# Set exercise:
Take the lines starting at the one containing "FancyBboxPatch shape <box>316" and ending at the one containing "Text: 16A: 16A <box>1406 546 1448 568</box>", and write them out again with "Circle" switched to "Ellipse", leaving everything else as it is.

(Dataset records)
§ §

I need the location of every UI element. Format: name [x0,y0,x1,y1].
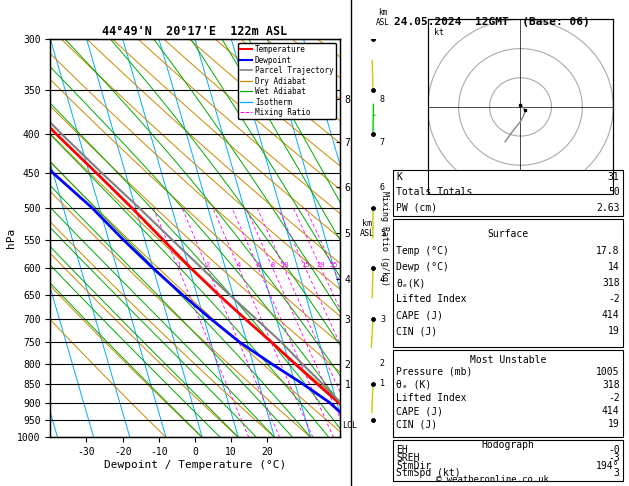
Text: θₑ(K): θₑ(K) [396,278,426,288]
Text: kt: kt [434,28,444,37]
Text: km
ASL: km ASL [376,7,389,27]
Text: CAPE (J): CAPE (J) [396,310,443,320]
Text: 8: 8 [270,262,275,268]
Text: 318: 318 [602,278,620,288]
Text: 15: 15 [301,262,309,268]
Text: 414: 414 [602,406,620,416]
Text: 3: 3 [614,469,620,478]
Title: 44°49'N  20°17'E  122m ASL: 44°49'N 20°17'E 122m ASL [103,25,287,38]
Text: θₑ (K): θₑ (K) [396,380,431,390]
Text: EH: EH [396,445,408,455]
Text: 31: 31 [608,172,620,182]
Text: StmSpd (kt): StmSpd (kt) [396,469,461,478]
Text: K: K [396,172,402,182]
Text: -2: -2 [608,294,620,304]
Text: PW (cm): PW (cm) [396,203,437,213]
Text: 4: 4 [237,262,241,268]
Text: 1: 1 [380,379,385,388]
Text: 20: 20 [317,262,325,268]
Text: 50: 50 [608,188,620,197]
Y-axis label: hPa: hPa [6,228,16,248]
Text: Lifted Index: Lifted Index [396,393,467,403]
Text: 2.63: 2.63 [596,203,620,213]
Text: LCL: LCL [343,421,357,430]
Y-axis label: km
ASL: km ASL [360,219,374,238]
Text: 14: 14 [608,262,620,272]
Text: Dewp (°C): Dewp (°C) [396,262,449,272]
Text: CIN (J): CIN (J) [396,419,437,429]
Text: 194°: 194° [596,461,620,470]
Text: Temp (°C): Temp (°C) [396,246,449,256]
Text: CIN (J): CIN (J) [396,327,437,336]
Text: 2: 2 [380,359,385,368]
Text: Totals Totals: Totals Totals [396,188,472,197]
Text: 6: 6 [380,183,385,192]
Text: Most Unstable: Most Unstable [470,355,546,365]
Text: 414: 414 [602,310,620,320]
Text: 4: 4 [380,275,385,284]
Text: 2: 2 [206,262,209,268]
Text: 25: 25 [329,262,338,268]
Text: Lifted Index: Lifted Index [396,294,467,304]
Text: 17.8: 17.8 [596,246,620,256]
Legend: Temperature, Dewpoint, Parcel Trajectory, Dry Adiabat, Wet Adiabat, Isotherm, Mi: Temperature, Dewpoint, Parcel Trajectory… [238,43,336,120]
Text: -2: -2 [608,393,620,403]
Text: 6: 6 [256,262,260,268]
Text: StmDir: StmDir [396,461,431,470]
Text: 10: 10 [280,262,288,268]
Text: 7: 7 [380,138,385,147]
X-axis label: Dewpoint / Temperature (°C): Dewpoint / Temperature (°C) [104,460,286,470]
Text: Surface: Surface [487,229,528,239]
Text: 1005: 1005 [596,367,620,377]
Text: 19: 19 [608,327,620,336]
Text: 3: 3 [380,315,385,324]
Text: 318: 318 [602,380,620,390]
Text: Pressure (mb): Pressure (mb) [396,367,472,377]
Text: 19: 19 [608,419,620,429]
Text: 5: 5 [380,229,385,238]
Text: SREH: SREH [396,453,420,463]
Text: 8: 8 [380,95,385,104]
Text: 24.05.2024  12GMT  (Base: 06): 24.05.2024 12GMT (Base: 06) [394,17,590,27]
Text: -3: -3 [608,453,620,463]
Text: -0: -0 [608,445,620,455]
Text: 1: 1 [176,262,181,268]
Text: CAPE (J): CAPE (J) [396,406,443,416]
Text: © weatheronline.co.uk: © weatheronline.co.uk [436,474,548,484]
Text: Hodograph: Hodograph [481,440,535,450]
Text: Mixing Ratio (g/kg): Mixing Ratio (g/kg) [380,191,389,286]
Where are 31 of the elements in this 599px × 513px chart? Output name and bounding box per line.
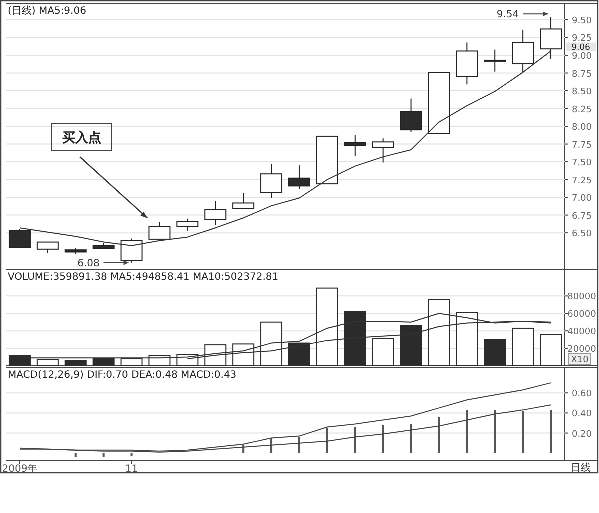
text: 9.06 bbox=[572, 42, 590, 53]
x-tick-label: 11 bbox=[125, 464, 138, 475]
annotation: 6.08 bbox=[78, 258, 100, 270]
text: X10 bbox=[571, 356, 590, 366]
y-tick-label: 60000 bbox=[568, 310, 597, 320]
y-tick-label: 80000 bbox=[568, 292, 597, 303]
y-tick-label: 9.25 bbox=[572, 34, 592, 44]
y-tick-label: 9.00 bbox=[572, 52, 592, 62]
y-tick-label: 0.40 bbox=[572, 410, 592, 420]
y-tick-label: 0.60 bbox=[572, 390, 592, 400]
chart-title: VOLUME:359891.38 MA5:494858.41 MA10:502372.81 bbox=[8, 272, 279, 283]
annotation: 买入点 bbox=[62, 130, 102, 146]
y-tick-label: 8.50 bbox=[572, 88, 592, 98]
y-tick-label: 9.50 bbox=[572, 16, 592, 26]
y-tick-label: 8.25 bbox=[572, 105, 592, 116]
y-tick-label: 6.75 bbox=[572, 212, 592, 222]
y-tick-label: 40000 bbox=[568, 328, 597, 338]
y-tick-label: 8.75 bbox=[572, 70, 592, 80]
y-tick-label: 0.20 bbox=[572, 430, 592, 440]
y-tick-label: 20000 bbox=[568, 345, 597, 356]
y-tick-label: 7.25 bbox=[572, 176, 592, 186]
y-tick-label: 7.00 bbox=[572, 194, 592, 204]
chart-title: MACD(12,26,9) DIF:0.70 DEA:0.48 MACD:0.43 bbox=[8, 370, 237, 381]
chart-title: (日线) MA5:9.06 bbox=[8, 5, 86, 17]
annotation: 9.54 bbox=[496, 10, 520, 21]
y-tick-label: 6.50 bbox=[572, 230, 592, 240]
x-tick-label: 2009年 bbox=[2, 463, 38, 475]
y-tick-label: 8.00 bbox=[572, 123, 592, 134]
text: 日线 bbox=[571, 462, 591, 474]
y-tick-label: 7.75 bbox=[572, 140, 592, 151]
y-tick-label: 7.50 bbox=[572, 158, 592, 169]
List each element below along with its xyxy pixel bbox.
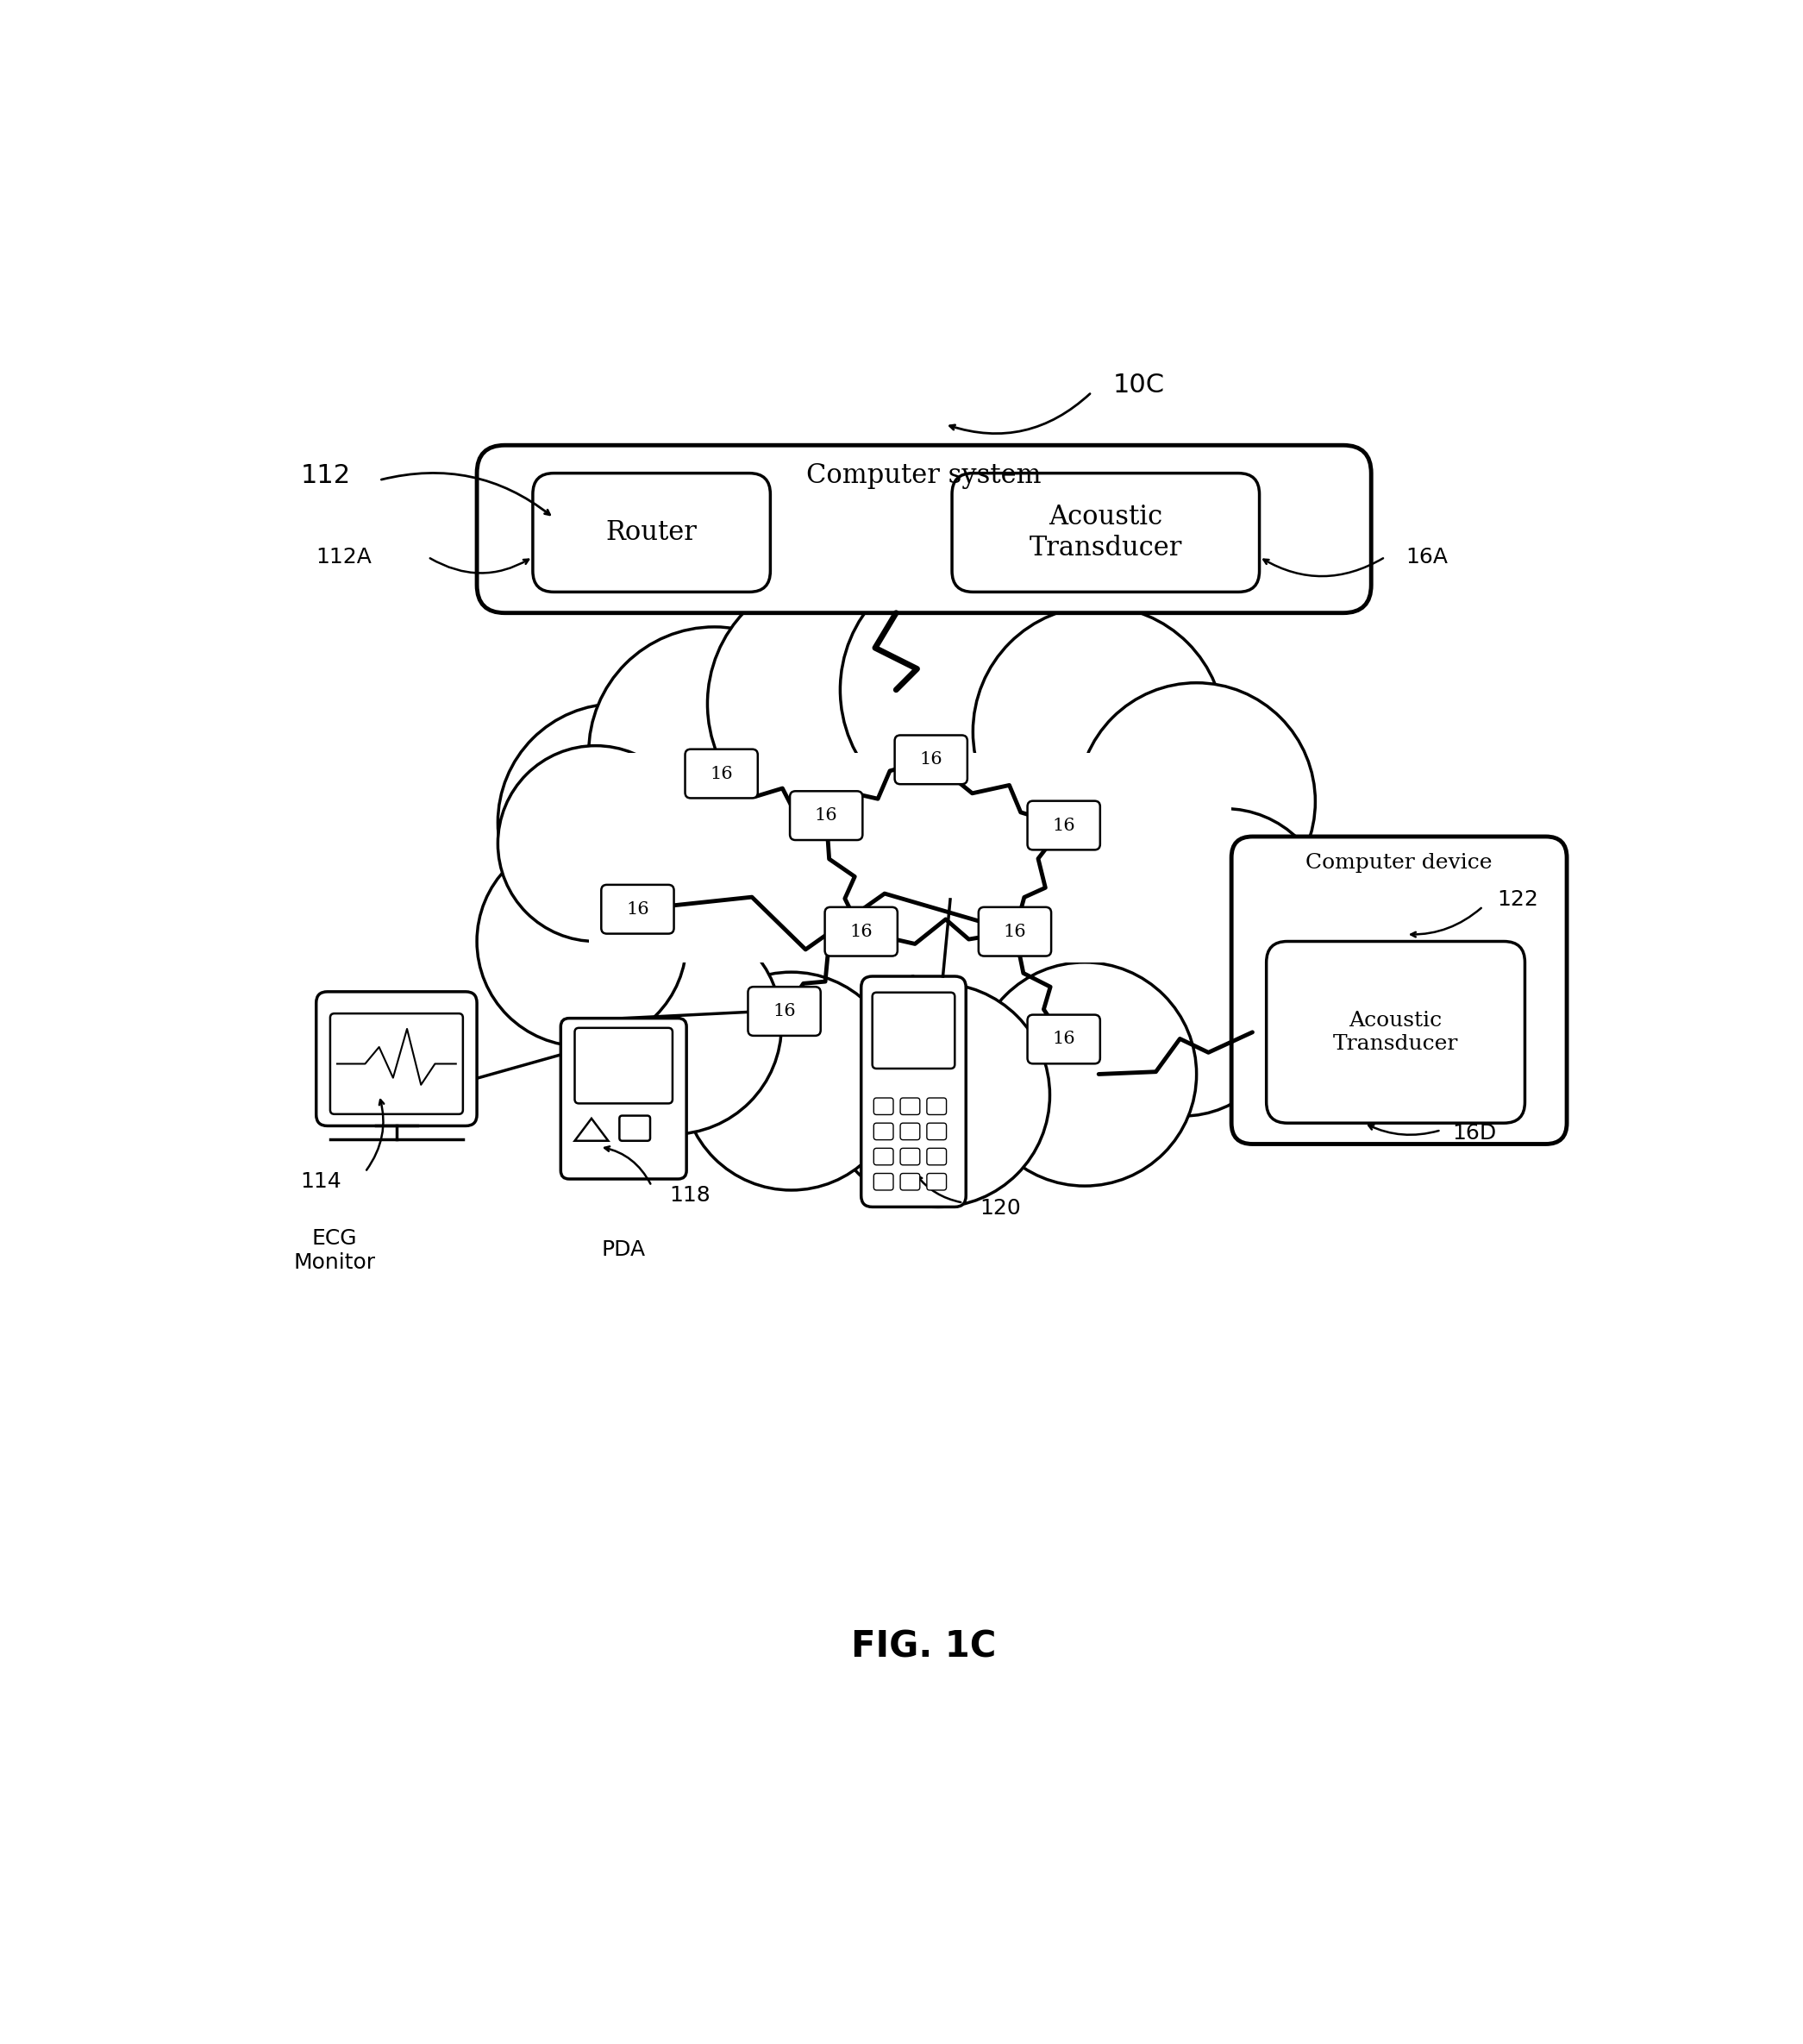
FancyBboxPatch shape <box>316 991 478 1126</box>
Circle shape <box>498 746 694 942</box>
FancyBboxPatch shape <box>534 472 770 593</box>
Circle shape <box>974 605 1224 858</box>
Text: 16: 16 <box>849 924 873 940</box>
Text: 16A: 16A <box>1406 546 1448 568</box>
Text: 16: 16 <box>1004 924 1026 940</box>
FancyBboxPatch shape <box>927 1098 947 1114</box>
Text: ECG
Monitor: ECG Monitor <box>294 1228 375 1273</box>
FancyBboxPatch shape <box>561 1018 687 1179</box>
Text: Computer system: Computer system <box>806 462 1042 489</box>
Circle shape <box>588 628 840 879</box>
Text: 16: 16 <box>1053 818 1075 834</box>
Circle shape <box>682 973 900 1190</box>
Text: 16: 16 <box>815 807 838 824</box>
Circle shape <box>707 570 974 836</box>
FancyBboxPatch shape <box>790 791 862 840</box>
Text: Acoustic
Transducer: Acoustic Transducer <box>1030 503 1183 562</box>
Circle shape <box>840 558 1105 822</box>
FancyBboxPatch shape <box>900 1173 920 1190</box>
FancyBboxPatch shape <box>862 977 966 1206</box>
Circle shape <box>478 836 687 1047</box>
FancyBboxPatch shape <box>575 1028 673 1104</box>
Text: FIG. 1C: FIG. 1C <box>851 1629 997 1666</box>
FancyBboxPatch shape <box>620 1116 651 1141</box>
Text: 10C: 10C <box>1112 372 1165 399</box>
FancyBboxPatch shape <box>900 1149 920 1165</box>
FancyBboxPatch shape <box>900 1098 920 1114</box>
FancyBboxPatch shape <box>900 1122 920 1141</box>
Circle shape <box>1078 683 1316 920</box>
Text: 16: 16 <box>1053 1030 1075 1047</box>
Polygon shape <box>590 752 1231 963</box>
Text: 114: 114 <box>299 1171 341 1192</box>
Text: Acoustic
Transducer: Acoustic Transducer <box>1332 1012 1459 1053</box>
FancyBboxPatch shape <box>685 750 757 797</box>
FancyBboxPatch shape <box>894 736 968 785</box>
Text: 16: 16 <box>920 752 943 769</box>
FancyBboxPatch shape <box>927 1149 947 1165</box>
FancyBboxPatch shape <box>874 1173 892 1190</box>
Text: 118: 118 <box>669 1186 710 1206</box>
Text: 16D: 16D <box>1451 1122 1496 1143</box>
Circle shape <box>498 703 736 942</box>
FancyBboxPatch shape <box>748 987 820 1036</box>
Circle shape <box>1078 905 1287 1116</box>
FancyBboxPatch shape <box>952 472 1258 593</box>
FancyBboxPatch shape <box>600 885 674 934</box>
Circle shape <box>564 916 781 1134</box>
Text: 112A: 112A <box>316 546 371 568</box>
Circle shape <box>1120 809 1329 1018</box>
Text: 16: 16 <box>773 1004 795 1020</box>
FancyBboxPatch shape <box>927 1122 947 1141</box>
FancyBboxPatch shape <box>874 1098 892 1114</box>
FancyBboxPatch shape <box>874 1122 892 1141</box>
FancyBboxPatch shape <box>873 993 956 1069</box>
FancyBboxPatch shape <box>1266 942 1525 1122</box>
FancyBboxPatch shape <box>927 1173 947 1190</box>
Text: 122: 122 <box>1496 889 1538 910</box>
Text: 16: 16 <box>710 764 732 783</box>
FancyBboxPatch shape <box>874 1149 892 1165</box>
FancyBboxPatch shape <box>979 908 1051 957</box>
FancyBboxPatch shape <box>1028 801 1100 850</box>
FancyBboxPatch shape <box>1028 1014 1100 1063</box>
FancyBboxPatch shape <box>330 1014 463 1114</box>
Circle shape <box>826 983 1049 1206</box>
Text: Computer device: Computer device <box>1305 852 1493 873</box>
Text: PDA: PDA <box>602 1239 645 1259</box>
Text: 120: 120 <box>981 1198 1020 1218</box>
Text: 16: 16 <box>626 901 649 918</box>
FancyBboxPatch shape <box>1231 836 1567 1145</box>
Text: Router: Router <box>606 519 698 546</box>
FancyBboxPatch shape <box>824 908 898 957</box>
FancyBboxPatch shape <box>478 446 1372 613</box>
Text: 112: 112 <box>301 464 352 489</box>
Circle shape <box>974 963 1197 1186</box>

§ §

# Answer for this exercise:
FancyBboxPatch shape <box>316 991 478 1126</box>
Ellipse shape <box>498 746 694 942</box>
FancyBboxPatch shape <box>534 472 770 593</box>
Ellipse shape <box>974 605 1224 858</box>
Text: 16: 16 <box>849 924 873 940</box>
Text: 16A: 16A <box>1406 546 1448 568</box>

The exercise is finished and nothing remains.